■ WHAT IS EXPECTED
Narrow the data below down to the lines containing "this".

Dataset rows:
****************
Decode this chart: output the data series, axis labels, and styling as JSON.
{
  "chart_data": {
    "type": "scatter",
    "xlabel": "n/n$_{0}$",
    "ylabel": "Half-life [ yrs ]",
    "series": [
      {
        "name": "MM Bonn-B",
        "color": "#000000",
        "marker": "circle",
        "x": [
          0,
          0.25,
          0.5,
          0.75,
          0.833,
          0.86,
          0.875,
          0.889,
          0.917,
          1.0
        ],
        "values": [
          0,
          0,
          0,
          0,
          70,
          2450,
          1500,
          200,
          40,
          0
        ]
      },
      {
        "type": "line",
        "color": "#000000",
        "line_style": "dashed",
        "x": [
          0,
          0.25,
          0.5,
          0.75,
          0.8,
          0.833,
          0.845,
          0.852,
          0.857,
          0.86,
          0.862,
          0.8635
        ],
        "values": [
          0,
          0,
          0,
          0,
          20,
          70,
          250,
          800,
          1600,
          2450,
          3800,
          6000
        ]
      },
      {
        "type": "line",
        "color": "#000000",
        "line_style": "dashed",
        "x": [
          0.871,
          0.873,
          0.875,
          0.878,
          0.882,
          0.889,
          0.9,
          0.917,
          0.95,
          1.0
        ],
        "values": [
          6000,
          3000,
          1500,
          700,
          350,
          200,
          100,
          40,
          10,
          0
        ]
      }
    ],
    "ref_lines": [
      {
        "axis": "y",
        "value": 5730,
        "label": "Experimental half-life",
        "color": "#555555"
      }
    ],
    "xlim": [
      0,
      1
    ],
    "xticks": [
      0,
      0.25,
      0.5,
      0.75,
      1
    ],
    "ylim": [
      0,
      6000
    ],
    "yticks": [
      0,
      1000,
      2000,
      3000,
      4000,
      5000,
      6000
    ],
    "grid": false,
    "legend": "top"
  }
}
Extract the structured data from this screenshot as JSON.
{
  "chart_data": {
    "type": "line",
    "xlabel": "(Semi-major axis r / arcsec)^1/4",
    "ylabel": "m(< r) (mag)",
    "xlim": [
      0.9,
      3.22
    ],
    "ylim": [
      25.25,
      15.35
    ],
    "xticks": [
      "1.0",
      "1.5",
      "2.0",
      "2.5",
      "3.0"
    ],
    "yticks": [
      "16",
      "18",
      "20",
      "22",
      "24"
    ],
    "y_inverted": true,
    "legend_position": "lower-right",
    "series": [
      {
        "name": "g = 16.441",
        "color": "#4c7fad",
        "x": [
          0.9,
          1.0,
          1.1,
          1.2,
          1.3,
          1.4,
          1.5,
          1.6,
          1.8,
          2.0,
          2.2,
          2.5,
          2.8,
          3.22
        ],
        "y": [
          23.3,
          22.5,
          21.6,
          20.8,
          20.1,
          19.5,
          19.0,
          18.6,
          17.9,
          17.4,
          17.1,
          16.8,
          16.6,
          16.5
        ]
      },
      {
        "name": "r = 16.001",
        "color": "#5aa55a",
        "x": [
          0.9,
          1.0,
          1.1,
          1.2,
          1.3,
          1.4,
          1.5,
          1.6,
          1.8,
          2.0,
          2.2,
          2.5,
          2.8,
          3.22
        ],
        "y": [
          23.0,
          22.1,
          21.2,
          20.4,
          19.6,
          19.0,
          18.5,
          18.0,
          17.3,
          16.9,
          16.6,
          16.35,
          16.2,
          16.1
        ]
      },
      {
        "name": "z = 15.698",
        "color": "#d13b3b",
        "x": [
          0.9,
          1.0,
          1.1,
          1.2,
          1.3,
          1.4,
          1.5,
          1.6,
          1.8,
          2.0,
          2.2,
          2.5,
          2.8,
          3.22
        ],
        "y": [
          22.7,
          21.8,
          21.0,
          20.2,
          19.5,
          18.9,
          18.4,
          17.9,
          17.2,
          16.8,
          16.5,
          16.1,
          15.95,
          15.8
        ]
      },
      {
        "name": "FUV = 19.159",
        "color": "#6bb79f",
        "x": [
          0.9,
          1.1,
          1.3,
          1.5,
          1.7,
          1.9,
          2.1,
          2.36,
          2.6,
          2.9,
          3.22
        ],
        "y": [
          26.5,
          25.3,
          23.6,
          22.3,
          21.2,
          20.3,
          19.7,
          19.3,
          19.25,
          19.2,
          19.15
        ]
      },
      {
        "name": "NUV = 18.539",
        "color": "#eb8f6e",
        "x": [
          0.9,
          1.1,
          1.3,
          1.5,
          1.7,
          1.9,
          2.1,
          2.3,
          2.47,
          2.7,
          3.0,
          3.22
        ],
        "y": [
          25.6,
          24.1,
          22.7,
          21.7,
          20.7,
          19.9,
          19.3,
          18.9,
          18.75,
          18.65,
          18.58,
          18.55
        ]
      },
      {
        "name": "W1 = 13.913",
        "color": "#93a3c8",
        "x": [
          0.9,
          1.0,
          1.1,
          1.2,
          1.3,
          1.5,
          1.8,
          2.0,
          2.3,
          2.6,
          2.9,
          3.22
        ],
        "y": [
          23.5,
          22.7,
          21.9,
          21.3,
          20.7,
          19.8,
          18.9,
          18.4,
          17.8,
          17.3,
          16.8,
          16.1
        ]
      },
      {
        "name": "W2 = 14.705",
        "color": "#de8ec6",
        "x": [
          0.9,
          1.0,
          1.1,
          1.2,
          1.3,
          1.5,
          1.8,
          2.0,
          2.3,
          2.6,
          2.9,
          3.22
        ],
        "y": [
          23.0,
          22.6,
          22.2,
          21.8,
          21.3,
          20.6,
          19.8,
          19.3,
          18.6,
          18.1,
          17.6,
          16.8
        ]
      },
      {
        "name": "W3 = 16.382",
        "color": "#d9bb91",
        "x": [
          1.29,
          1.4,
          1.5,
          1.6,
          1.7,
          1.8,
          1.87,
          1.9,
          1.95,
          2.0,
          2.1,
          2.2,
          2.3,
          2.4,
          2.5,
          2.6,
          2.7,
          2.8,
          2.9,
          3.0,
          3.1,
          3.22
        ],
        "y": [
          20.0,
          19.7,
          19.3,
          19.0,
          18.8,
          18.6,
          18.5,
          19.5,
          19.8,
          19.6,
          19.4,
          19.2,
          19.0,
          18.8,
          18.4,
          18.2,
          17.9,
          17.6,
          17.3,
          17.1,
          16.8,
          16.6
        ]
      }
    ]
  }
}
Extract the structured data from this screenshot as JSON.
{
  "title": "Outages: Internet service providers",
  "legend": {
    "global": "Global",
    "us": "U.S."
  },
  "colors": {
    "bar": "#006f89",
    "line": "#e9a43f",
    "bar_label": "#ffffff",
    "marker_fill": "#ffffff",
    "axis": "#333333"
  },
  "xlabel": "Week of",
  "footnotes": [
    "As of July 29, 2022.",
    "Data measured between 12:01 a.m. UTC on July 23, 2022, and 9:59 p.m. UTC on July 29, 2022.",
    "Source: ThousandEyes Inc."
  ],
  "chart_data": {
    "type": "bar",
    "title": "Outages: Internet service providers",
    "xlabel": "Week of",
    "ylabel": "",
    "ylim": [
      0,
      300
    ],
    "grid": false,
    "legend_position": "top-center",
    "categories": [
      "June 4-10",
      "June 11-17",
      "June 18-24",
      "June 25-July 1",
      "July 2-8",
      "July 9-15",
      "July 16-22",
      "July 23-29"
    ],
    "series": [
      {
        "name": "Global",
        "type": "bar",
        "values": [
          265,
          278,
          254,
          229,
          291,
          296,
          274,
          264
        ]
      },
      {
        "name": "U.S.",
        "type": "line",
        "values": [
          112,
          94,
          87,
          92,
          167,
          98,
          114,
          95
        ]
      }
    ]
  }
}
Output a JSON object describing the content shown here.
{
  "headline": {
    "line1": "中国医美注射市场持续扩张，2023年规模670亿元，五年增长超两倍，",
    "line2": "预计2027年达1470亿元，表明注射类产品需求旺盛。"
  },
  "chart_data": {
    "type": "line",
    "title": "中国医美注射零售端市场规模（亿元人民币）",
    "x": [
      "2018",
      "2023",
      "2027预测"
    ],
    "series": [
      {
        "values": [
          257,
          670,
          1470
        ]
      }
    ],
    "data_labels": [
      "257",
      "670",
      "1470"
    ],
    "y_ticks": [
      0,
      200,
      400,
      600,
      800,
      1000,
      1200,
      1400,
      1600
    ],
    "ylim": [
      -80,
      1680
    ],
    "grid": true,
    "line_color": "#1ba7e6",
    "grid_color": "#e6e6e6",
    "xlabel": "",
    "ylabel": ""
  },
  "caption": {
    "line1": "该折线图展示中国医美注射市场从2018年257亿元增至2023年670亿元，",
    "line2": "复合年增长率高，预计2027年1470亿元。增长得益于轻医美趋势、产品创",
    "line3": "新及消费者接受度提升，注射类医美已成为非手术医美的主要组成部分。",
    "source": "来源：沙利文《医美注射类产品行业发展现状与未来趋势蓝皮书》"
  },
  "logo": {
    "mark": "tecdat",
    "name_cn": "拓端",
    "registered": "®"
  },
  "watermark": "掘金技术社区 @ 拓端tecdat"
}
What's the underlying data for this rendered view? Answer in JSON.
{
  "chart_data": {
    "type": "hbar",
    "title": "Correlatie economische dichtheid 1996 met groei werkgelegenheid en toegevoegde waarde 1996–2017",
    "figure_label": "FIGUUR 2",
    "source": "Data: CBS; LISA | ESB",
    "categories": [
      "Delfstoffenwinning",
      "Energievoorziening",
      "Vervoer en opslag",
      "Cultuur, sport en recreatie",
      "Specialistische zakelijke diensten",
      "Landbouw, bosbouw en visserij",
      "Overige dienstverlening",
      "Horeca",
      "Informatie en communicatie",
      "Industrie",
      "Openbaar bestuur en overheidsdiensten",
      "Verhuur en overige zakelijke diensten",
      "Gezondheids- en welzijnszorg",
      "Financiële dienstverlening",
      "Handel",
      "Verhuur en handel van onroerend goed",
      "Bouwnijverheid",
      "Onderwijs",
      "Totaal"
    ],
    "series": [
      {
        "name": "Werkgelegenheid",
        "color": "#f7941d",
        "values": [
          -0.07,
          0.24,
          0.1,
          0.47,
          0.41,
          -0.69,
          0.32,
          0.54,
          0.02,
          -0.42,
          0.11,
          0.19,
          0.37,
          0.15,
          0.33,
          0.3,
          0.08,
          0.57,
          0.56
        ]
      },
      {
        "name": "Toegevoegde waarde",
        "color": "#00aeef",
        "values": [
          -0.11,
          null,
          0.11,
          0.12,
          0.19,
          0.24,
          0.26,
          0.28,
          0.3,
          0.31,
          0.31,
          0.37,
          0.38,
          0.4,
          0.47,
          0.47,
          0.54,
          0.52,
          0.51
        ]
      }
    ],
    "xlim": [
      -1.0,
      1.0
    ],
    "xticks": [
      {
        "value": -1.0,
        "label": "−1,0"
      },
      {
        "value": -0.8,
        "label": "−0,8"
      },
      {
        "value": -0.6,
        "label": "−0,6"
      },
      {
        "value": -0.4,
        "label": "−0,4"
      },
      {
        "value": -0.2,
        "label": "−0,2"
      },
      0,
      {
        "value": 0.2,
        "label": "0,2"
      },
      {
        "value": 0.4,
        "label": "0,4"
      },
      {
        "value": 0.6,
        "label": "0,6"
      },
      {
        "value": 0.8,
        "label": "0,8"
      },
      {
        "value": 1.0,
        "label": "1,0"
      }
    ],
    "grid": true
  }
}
****************
■ WRITTEN SOLUTION
Decode this chart: output the data series, axis labels, and styling as JSON.
Extract the structured data from this screenshot as JSON.
Extract the structured data from this screenshot as JSON.
What's the underlying data for this rendered view? Answer in JSON.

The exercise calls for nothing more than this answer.